→ **SELECTED PASSAGE**:
:::
Storage Architecture

Nagelfluh uses a per-project bucket architecture with IAM-enforced security for dataset storage.

Related documentation: - Process Types - How process types use storage_context in their run() method - Environment - How storage credentials and configuration are injected into pods

Storage Backends

Development: MinIO

S3-compatible object storage running in Minikube
Automatic bucket/user/policy creation on project creation
Credentials injected via Kubernetes secrets
Port-forwarded to localhost:9000 for backend access
The minio StorageBackend.protocol (deploying the MinIO server itself into Minikube, TLS cert, bucket/user provisioning) is implemented by the plugins/ymerflow-minikube plugin's MinioProtocolHandler — core ships no storage protocol of its own. See Registry Architecture (the sibling axis, documented in more depth) and docs/plans/minikube-provisioning-plugin.md.
:::
→ **ENTRIES**:
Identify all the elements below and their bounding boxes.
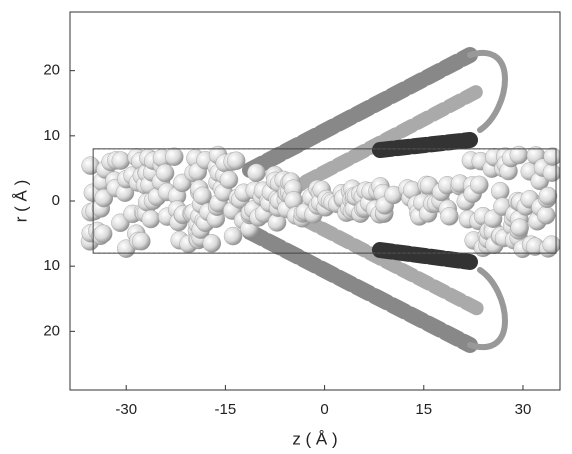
sphere bbox=[247, 163, 266, 182]
helix bbox=[283, 83, 487, 197]
x-tick-label: 15 bbox=[415, 401, 432, 418]
x-tick-label: 0 bbox=[320, 401, 328, 418]
y-tick-label: 10 bbox=[43, 257, 60, 274]
sphere bbox=[470, 175, 489, 195]
sphere bbox=[165, 147, 184, 166]
sphere bbox=[536, 206, 556, 225]
loop bbox=[467, 49, 508, 351]
helix bbox=[372, 132, 478, 158]
sphere bbox=[141, 209, 161, 229]
sphere bbox=[93, 224, 113, 243]
sphere bbox=[542, 163, 560, 182]
helix bbox=[372, 242, 478, 270]
y-axis-title: r ( Å ) bbox=[11, 180, 30, 223]
x-tick-label: 30 bbox=[515, 401, 532, 418]
sphere bbox=[440, 207, 459, 226]
y-tick-label: 0 bbox=[52, 192, 60, 209]
molecule-rendering bbox=[80, 47, 560, 353]
x-tick-label: -30 bbox=[115, 401, 137, 418]
helices bbox=[242, 47, 508, 353]
sphere bbox=[193, 186, 212, 206]
sphere bbox=[542, 235, 560, 254]
helix bbox=[242, 224, 478, 353]
sphere bbox=[510, 218, 529, 237]
y-tick-label: 10 bbox=[43, 127, 60, 144]
sphere bbox=[155, 163, 175, 183]
sphere bbox=[227, 151, 246, 170]
x-tick-label: -15 bbox=[215, 401, 237, 418]
sphere bbox=[543, 147, 560, 166]
y-tick-label: 20 bbox=[43, 322, 60, 339]
y-tick-label: 20 bbox=[43, 62, 60, 79]
helix bbox=[283, 205, 487, 317]
x-axis-title: z ( Å ) bbox=[292, 429, 337, 448]
sphere bbox=[132, 232, 151, 251]
sphere bbox=[202, 234, 222, 253]
sphere bbox=[219, 170, 239, 189]
sphere bbox=[111, 151, 131, 170]
helix bbox=[242, 47, 478, 178]
sphere bbox=[538, 186, 558, 206]
sphere bbox=[223, 226, 243, 246]
sphere bbox=[491, 182, 510, 201]
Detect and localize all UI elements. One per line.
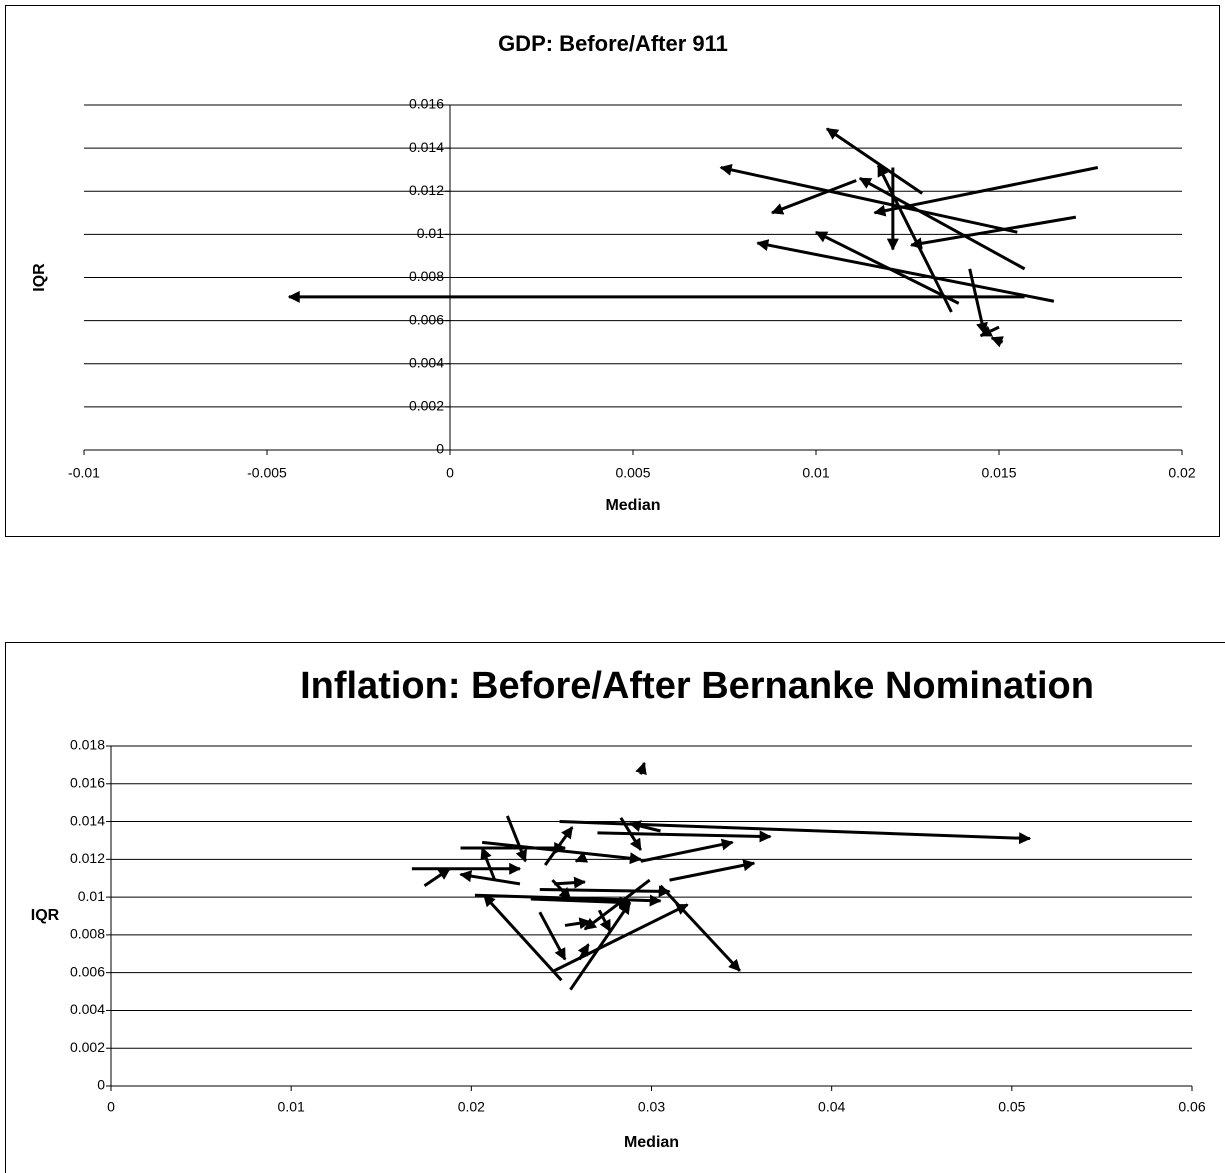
x-axis-label: Median (605, 497, 660, 514)
y-tick-label: 0.014 (409, 139, 444, 155)
y-tick-label: 0 (97, 1077, 105, 1093)
x-tick-label: 0.015 (981, 465, 1016, 481)
arrow (770, 179, 857, 215)
y-tick-label: 0.004 (70, 1001, 105, 1017)
arrow (569, 901, 632, 991)
arrow (583, 878, 651, 931)
y-tick-label: 0.014 (70, 812, 105, 828)
y-tick-label: 0.016 (70, 774, 105, 790)
arrow (553, 903, 689, 973)
x-tick-label: 0.06 (1178, 1099, 1205, 1115)
arrow (482, 894, 563, 982)
arrow (574, 851, 589, 863)
y-tick-label: 0.01 (417, 225, 444, 241)
arrow (597, 909, 612, 933)
arrow (530, 896, 632, 909)
arrow (564, 917, 592, 930)
arrow (539, 885, 671, 898)
arrow (858, 176, 1026, 271)
arrow (628, 820, 661, 833)
arrow (538, 911, 567, 961)
y-tick-label: 0 (436, 441, 444, 457)
x-tick-label: -0.01 (68, 465, 100, 481)
x-axis-label: Median (624, 1134, 679, 1151)
y-tick-label: 0.016 (409, 96, 444, 112)
y-tick-label: 0.012 (70, 850, 105, 866)
arrow (814, 230, 960, 305)
chart-frame (5, 642, 1225, 1173)
x-tick-label: 0.03 (638, 1099, 665, 1115)
y-axis-label: IQR (31, 263, 48, 292)
y-tick-label: 0.008 (409, 268, 444, 284)
arrow (423, 867, 451, 888)
arrow (990, 336, 1004, 348)
arrow (505, 815, 527, 863)
chart-frame (5, 5, 1220, 537)
x-tick-label: 0.04 (818, 1099, 845, 1115)
y-tick-label: 0.012 (409, 182, 444, 198)
arrow (669, 859, 756, 882)
arrow (480, 846, 497, 881)
x-tick-label: 0.01 (802, 465, 829, 481)
y-tick-label: 0.002 (70, 1039, 105, 1055)
arrow (459, 870, 521, 886)
arrow (597, 830, 772, 843)
arrow (719, 163, 1018, 234)
y-axis-label: IQR (31, 907, 60, 924)
arrow (756, 239, 1055, 303)
arrow (640, 838, 734, 863)
chart-title: Inflation: Before/After Bernanke Nominat… (300, 665, 1094, 707)
arrow (543, 826, 574, 866)
y-tick-label: 0.018 (70, 737, 105, 753)
arrow (619, 816, 642, 851)
arrow (659, 884, 741, 972)
y-tick-label: 0.008 (70, 926, 105, 942)
y-tick-label: 0.006 (70, 963, 105, 979)
x-tick-label: 0.05 (998, 1099, 1025, 1115)
x-tick-label: 0.02 (1168, 465, 1195, 481)
y-tick-label: 0.004 (409, 354, 444, 370)
arrow (554, 876, 587, 889)
x-tick-label: 0.005 (615, 465, 650, 481)
y-tick-label: 0.006 (409, 311, 444, 327)
y-tick-label: 0.002 (409, 398, 444, 414)
x-tick-label: -0.005 (247, 465, 287, 481)
y-tick-label: 0.01 (78, 888, 105, 904)
x-tick-label: 0.02 (458, 1099, 485, 1115)
arrow (825, 127, 923, 195)
x-tick-label: 0 (107, 1099, 115, 1115)
chart-title: GDP: Before/After 911 (498, 31, 728, 56)
x-tick-label: 0 (446, 465, 454, 481)
arrow (968, 268, 988, 335)
x-tick-label: 0.01 (278, 1099, 305, 1115)
arrow (979, 325, 1000, 338)
arrow (909, 215, 1077, 250)
arrow (577, 943, 590, 961)
arrow (635, 761, 647, 776)
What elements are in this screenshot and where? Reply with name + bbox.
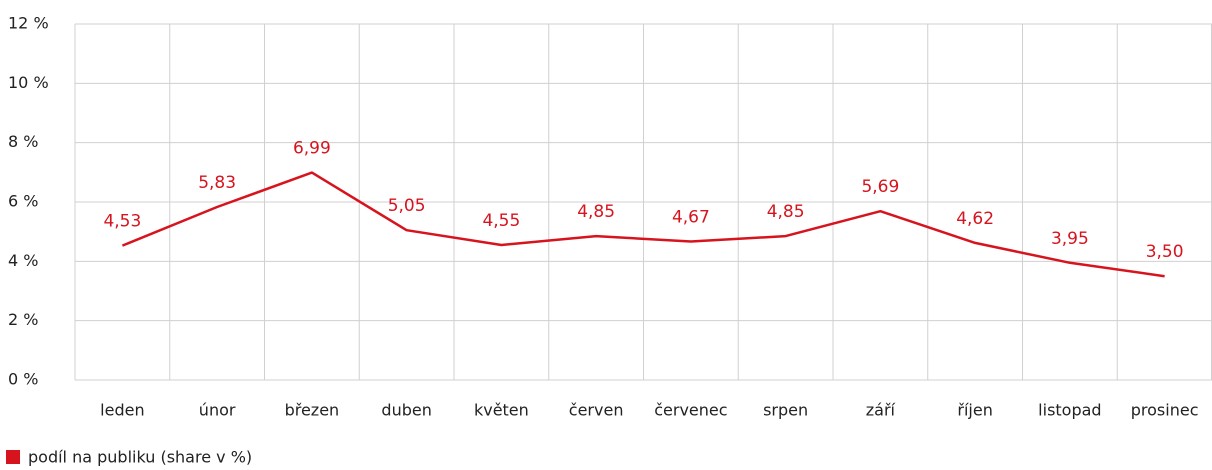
data-label: 4,85 <box>577 202 615 222</box>
y-tick-label: 0 % <box>8 370 38 389</box>
data-label: 4,85 <box>767 202 805 222</box>
x-tick-label: prosinec <box>1131 401 1199 420</box>
x-tick-label: listopad <box>1038 401 1101 420</box>
x-tick-label: duben <box>381 401 431 420</box>
line <box>121 171 1165 278</box>
x-tick-label: leden <box>100 401 144 420</box>
legend-swatch <box>6 450 20 464</box>
y-tick-label: 8 % <box>8 132 38 151</box>
data-label: 4,53 <box>103 212 141 232</box>
x-tick-label: srpen <box>763 401 808 420</box>
y-tick-label: 12 % <box>8 14 49 33</box>
y-tick-label: 6 % <box>8 192 38 211</box>
y-tick-label: 2 % <box>8 310 38 329</box>
x-tick-label: září <box>866 401 896 420</box>
y-tick-label: 4 % <box>8 251 38 270</box>
x-tick-label: březen <box>285 401 340 420</box>
x-tick-label: červen <box>569 401 624 420</box>
data-label: 4,55 <box>482 211 520 231</box>
data-label: 3,95 <box>1051 229 1089 249</box>
x-tick-label: říjen <box>957 401 992 420</box>
data-label: 4,62 <box>956 209 994 229</box>
data-label: 5,83 <box>198 173 236 193</box>
data-label: 4,67 <box>672 207 710 227</box>
x-tick-label: červenec <box>654 401 727 420</box>
data-label: 3,50 <box>1146 242 1184 262</box>
legend-label: podíl na publiku (share v %) <box>28 448 252 467</box>
data-label: 5,05 <box>388 196 426 216</box>
y-tick-label: 10 % <box>8 73 49 92</box>
data-label: 5,69 <box>861 177 899 197</box>
x-tick-label: únor <box>199 401 236 420</box>
x-tick-label: květen <box>474 401 529 420</box>
data-label: 6,99 <box>293 139 331 159</box>
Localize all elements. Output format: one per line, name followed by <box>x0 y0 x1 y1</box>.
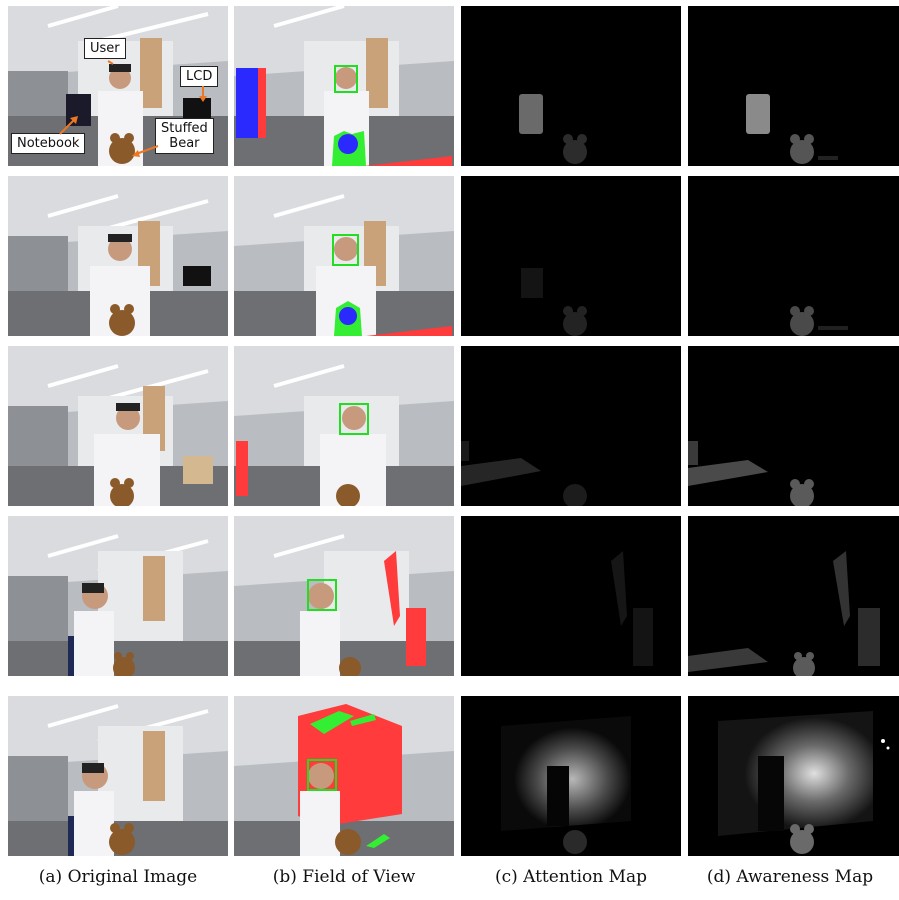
field-of-view-row-4 <box>234 516 454 676</box>
awareness-map-row-5 <box>688 696 899 856</box>
caption-field-of-view: (b) Field of View <box>272 867 416 887</box>
original-image-row-5 <box>8 696 228 856</box>
awareness-map-row-1 <box>688 6 899 166</box>
annotation-stuffed-bear-line2: Bear <box>169 136 200 151</box>
field-of-view-row-1 <box>234 6 454 166</box>
attention-map-row-3 <box>461 346 681 506</box>
annotation-arrows <box>59 60 207 157</box>
annotation-notebook: Notebook <box>11 133 86 154</box>
annotation-stuffed-bear-line1: Stuffed <box>161 121 208 136</box>
original-image-row-3 <box>8 346 228 506</box>
annotation-user: User <box>84 38 126 59</box>
attention-map-row-5 <box>461 696 681 856</box>
awareness-map-row-4 <box>688 516 899 676</box>
attention-map-row-2 <box>461 176 681 336</box>
original-image-row-4 <box>8 516 228 676</box>
field-of-view-row-5 <box>234 696 454 856</box>
field-of-view-row-2 <box>234 176 454 336</box>
annotation-lcd: LCD <box>180 66 219 87</box>
awareness-map-row-2 <box>688 176 899 336</box>
caption-attention-map: (c) Attention Map <box>494 867 648 887</box>
caption-original-image: (a) Original Image <box>38 867 198 887</box>
annotation-stuffed-bear: Stuffed Bear <box>155 118 214 154</box>
attention-map-row-1 <box>461 6 681 166</box>
awareness-map-row-3 <box>688 346 899 506</box>
original-image-row-1 <box>8 6 228 166</box>
caption-awareness-map: (d) Awareness Map <box>706 867 874 887</box>
field-of-view-row-3 <box>234 346 454 506</box>
original-image-row-2 <box>8 176 228 336</box>
attention-map-row-4 <box>461 516 681 676</box>
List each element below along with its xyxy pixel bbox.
:::
→ **EXERCISE INSTRUCTIONS**:
[A] Answer these from the storage architecture page:
(i) What kind of security does Nagelfluh use for dataset storage?
(ii) To which localhost port is MinIO port-forwarded for backend access?
(iii) Which handler in the plugins/ymerflow-minikube plugin implements the minio StorageBackend.protocol?
[B] Set down the storage architecture page word for word, starting at "Nagelfluh uses a" and ending at "depth) and docs/plans/minikube-provisioning-plugin.md.".
[C] Write the next part of the storage architecture page, picking up after its last sentence.
The rows have nothing to do with this.

→ **ANSWERS BY TASK**:
[A]
(i) IAM-enforced security, with a per-project bucket architecture.
(ii) Port 9000.
(iii) The MinioProtocolHandler.

[B]
Nagelfluh uses a per-project bucket architecture with IAM-enforced security for dataset storage.

Related documentation: - Process Types - How process types use storage_context in their run() method - Environment - How storage credentials and configuration are injected into pods

Storage Backends

Development: MinIO

S3-compatible object storage running in Minikube
Automatic bucket/user/policy creation on project creation
Credentials injected via Kubernetes secrets
Port-forwarded to localhost:9000 for backend access
The minio StorageBackend.protocol (deploying the MinIO server itself into Minikube, TLS cert, bucket/user provisioning) is implemented by the plugins/ymerflow-minikube plugin's MinioProtocolHandler — core ships no storage protocol of its own. See Registry Architecture (the sibling axis, documented in more depth) and docs/plans/minikube-provisioning-plugin.md.

[C]
Production: Cloud Storage

Google Cloud Storage (GCS): Recommended for GCP deployments
Workload Identity for pod authentication
No explicit credentials needed
AWS S3: Recommended for AWS deployments
IRSA (IAM Roles for Service Accounts) for pod authentication
No explicit credentials needed
Azure Blob Storage: Supported via fsspec

Bucket Structure

Each project gets its own isolated bucket:

s3://nagelfluh-project-{project-id}/
├── uploads/
│   └── {upload-id}/
│       ├── metadata.json
│       └── uploaded-file.xyz
└── processes/
    └── {process-id}/
        └── datasets/
            └── {dataset-id}/
                ├── root.msgpack        # Main dataset file
                ├── root.geojson        # Alternative format
                └── parts/
                    ├── chunk-0.msgpack
                    ├── chunk-1.msgpack
                    └── ...

Path Breakdown

uploads/{upload-id}/: User-uploaded files
Uploaded via backend API
Accessible by all processes in the project
Immutable after upload
processes/{process-id}/datasets/{dataset-id}/: Process outputs
Written by process pods
Each process writes to its own directory
No overwrites possible (unique IDs per execution)
Multiple files supported (root + parts)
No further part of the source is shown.